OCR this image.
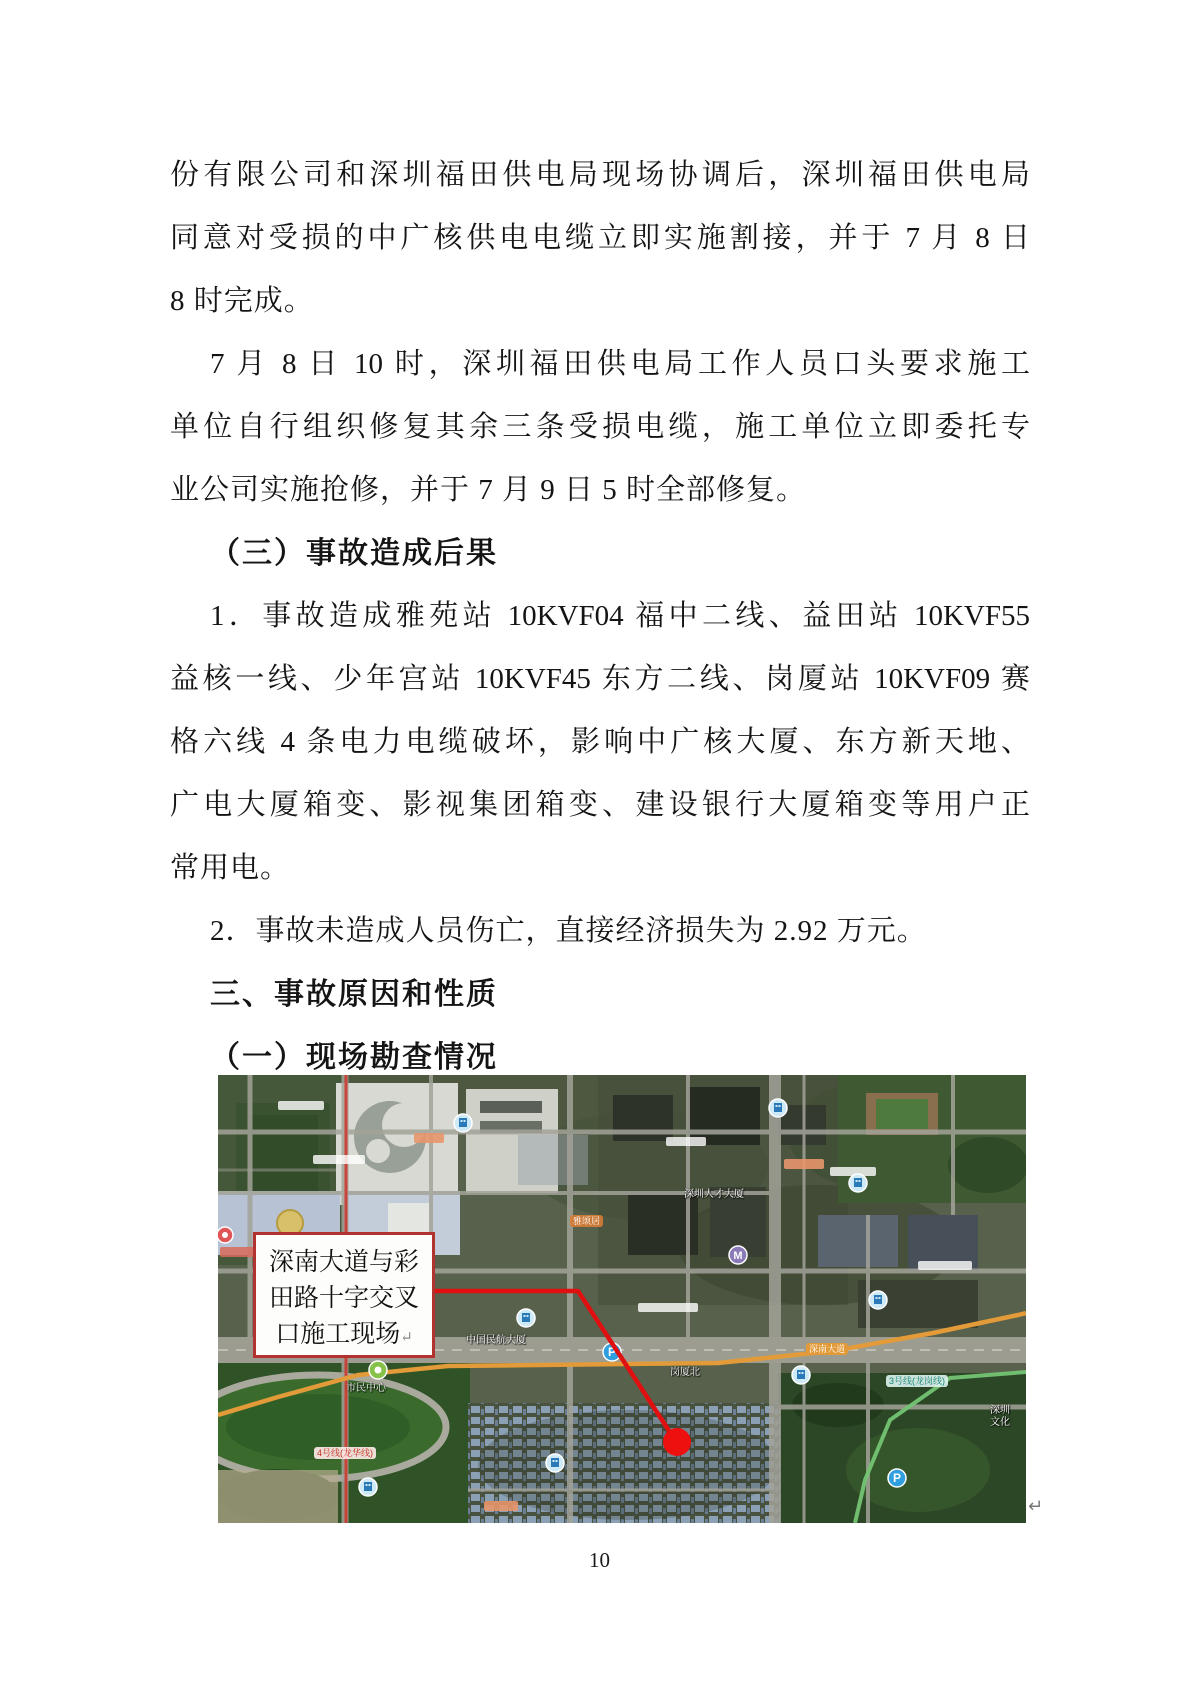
份有限公司和深圳福田供电局现场协调后，深圳福田供电局
同意对受损的中广核供电电缆立即实施割接，并于 7 月 8 日
8 时完成。
7 月 8 日 10 时，深圳福田供电局工作人员口头要求施工
单位自行组织修复其余三条受损电缆，施工单位立即委托专
业公司实施抢修，并于 7 月 9 日 5 时全部修复。
（三）事故造成后果
1．事故造成雅苑站 10KVF04 福中二线、益田站 10KVF55
益核一线、少年宫站 10KVF45 东方二线、岗厦站 10KVF09 赛
格六线 4 条电力电缆破坏，影响中广核大厦、东方新天地、
广电大厦箱变、影视集团箱变、建设银行大厦箱变等用户正
常用电。
2．事故未造成人员伤亡，直接经济损失为 2.92 万元。
三、事故原因和性质
（一）现场勘查情况
市民中心
中国民航大厦
深圳人才大厦
岗厦北
雅颂居
深圳
文化
4号线(龙华线)
3号线(龙岗线)
深南大道
深南大道与彩
田路十字交叉
口施工现场↵
↵
10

• [TASK STATEMENT]
Transcribe the records verbatim and omit the images.

• [TASK OUTPUT]
OCR this image.
份有限公司和深圳福田供电局现场协调后，深圳福田供电局
同意对受损的中广核供电电缆立即实施割接，并于 7 月 8 日
8 时完成。
7 月 8 日 10 时，深圳福田供电局工作人员口头要求施工
单位自行组织修复其余三条受损电缆，施工单位立即委托专
业公司实施抢修，并于 7 月 9 日 5 时全部修复。
（三）事故造成后果
1．事故造成雅苑站 10KVF04 福中二线、益田站 10KVF55
益核一线、少年宫站 10KVF45 东方二线、岗厦站 10KVF09 赛
格六线 4 条电力电缆破坏，影响中广核大厦、东方新天地、
广电大厦箱变、影视集团箱变、建设银行大厦箱变等用户正
常用电。
2．事故未造成人员伤亡，直接经济损失为 2.92 万元。
三、事故原因和性质
（一）现场勘查情况
市民中心
中国民航大厦
深圳人才大厦
岗厦北
雅颂居
深圳
文化
4号线(龙华线)
3号线(龙岗线)
深南大道
深南大道与彩
田路十字交叉
口施工现场↵
↵
10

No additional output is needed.